Data for this task:
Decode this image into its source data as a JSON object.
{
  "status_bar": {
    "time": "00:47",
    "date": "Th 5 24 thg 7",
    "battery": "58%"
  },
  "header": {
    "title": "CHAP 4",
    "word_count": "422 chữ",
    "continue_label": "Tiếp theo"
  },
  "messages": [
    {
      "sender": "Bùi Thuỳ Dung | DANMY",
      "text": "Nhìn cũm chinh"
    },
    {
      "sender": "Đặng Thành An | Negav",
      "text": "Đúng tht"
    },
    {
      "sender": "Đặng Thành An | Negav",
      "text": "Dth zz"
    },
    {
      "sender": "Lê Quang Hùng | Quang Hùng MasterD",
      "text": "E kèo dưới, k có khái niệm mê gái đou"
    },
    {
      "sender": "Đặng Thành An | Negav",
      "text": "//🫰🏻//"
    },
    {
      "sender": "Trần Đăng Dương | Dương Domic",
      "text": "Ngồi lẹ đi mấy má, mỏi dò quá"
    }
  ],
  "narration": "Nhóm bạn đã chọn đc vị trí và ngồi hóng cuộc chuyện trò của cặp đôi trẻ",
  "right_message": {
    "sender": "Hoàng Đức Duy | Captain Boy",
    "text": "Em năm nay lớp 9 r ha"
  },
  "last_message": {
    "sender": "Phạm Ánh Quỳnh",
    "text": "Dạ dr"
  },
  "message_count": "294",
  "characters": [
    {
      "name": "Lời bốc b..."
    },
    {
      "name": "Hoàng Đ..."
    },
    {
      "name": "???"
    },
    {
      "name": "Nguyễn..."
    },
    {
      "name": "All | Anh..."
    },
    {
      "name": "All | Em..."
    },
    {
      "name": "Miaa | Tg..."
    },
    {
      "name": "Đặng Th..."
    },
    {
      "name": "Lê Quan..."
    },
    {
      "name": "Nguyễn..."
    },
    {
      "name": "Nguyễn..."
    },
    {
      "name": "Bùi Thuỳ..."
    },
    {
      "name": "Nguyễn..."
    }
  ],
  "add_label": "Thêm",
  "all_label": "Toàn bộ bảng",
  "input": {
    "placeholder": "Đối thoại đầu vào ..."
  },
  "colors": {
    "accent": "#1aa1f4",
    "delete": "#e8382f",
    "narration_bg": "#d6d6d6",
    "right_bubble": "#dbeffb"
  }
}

What is being asked: Give an exact copy of all the data shown above.

The output:
Decode this image into its source data as a JSON object.
{
  "status_bar": {
    "time": "00:47",
    "date": "Th 5 24 thg 7",
    "battery": "58%"
  },
  "header": {
    "title": "CHAP 4",
    "word_count": "422 chữ",
    "continue_label": "Tiếp theo"
  },
  "messages": [
    {
      "sender": "Bùi Thuỳ Dung | DANMY",
      "text": "Nhìn cũm chinh"
    },
    {
      "sender": "Đặng Thành An | Negav",
      "text": "Đúng tht"
    },
    {
      "sender": "Đặng Thành An | Negav",
      "text": "Dth zz"
    },
    {
      "sender": "Lê Quang Hùng | Quang Hùng MasterD",
      "text": "E kèo dưới, k có khái niệm mê gái đou"
    },
    {
      "sender": "Đặng Thành An | Negav",
      "text": "//🫰🏻//"
    },
    {
      "sender": "Trần Đăng Dương | Dương Domic",
      "text": "Ngồi lẹ đi mấy má, mỏi dò quá"
    }
  ],
  "narration": "Nhóm bạn đã chọn đc vị trí và ngồi hóng cuộc chuyện trò của cặp đôi trẻ",
  "right_message": {
    "sender": "Hoàng Đức Duy | Captain Boy",
    "text": "Em năm nay lớp 9 r ha"
  },
  "last_message": {
    "sender": "Phạm Ánh Quỳnh",
    "text": "Dạ dr"
  },
  "message_count": "294",
  "characters": [
    {
      "name": "Lời bốc b..."
    },
    {
      "name": "Hoàng Đ..."
    },
    {
      "name": "???"
    },
    {
      "name": "Nguyễn..."
    },
    {
      "name": "All | Anh..."
    },
    {
      "name": "All | Em..."
    },
    {
      "name": "Miaa | Tg..."
    },
    {
      "name": "Đặng Th..."
    },
    {
      "name": "Lê Quan..."
    },
    {
      "name": "Nguyễn..."
    },
    {
      "name": "Nguyễn..."
    },
    {
      "name": "Bùi Thuỳ..."
    },
    {
      "name": "Nguyễn..."
    }
  ],
  "add_label": "Thêm",
  "all_label": "Toàn bộ bảng",
  "input": {
    "placeholder": "Đối thoại đầu vào ..."
  },
  "colors": {
    "accent": "#1aa1f4",
    "delete": "#e8382f",
    "narration_bg": "#d6d6d6",
    "right_bubble": "#dbeffb"
  }
}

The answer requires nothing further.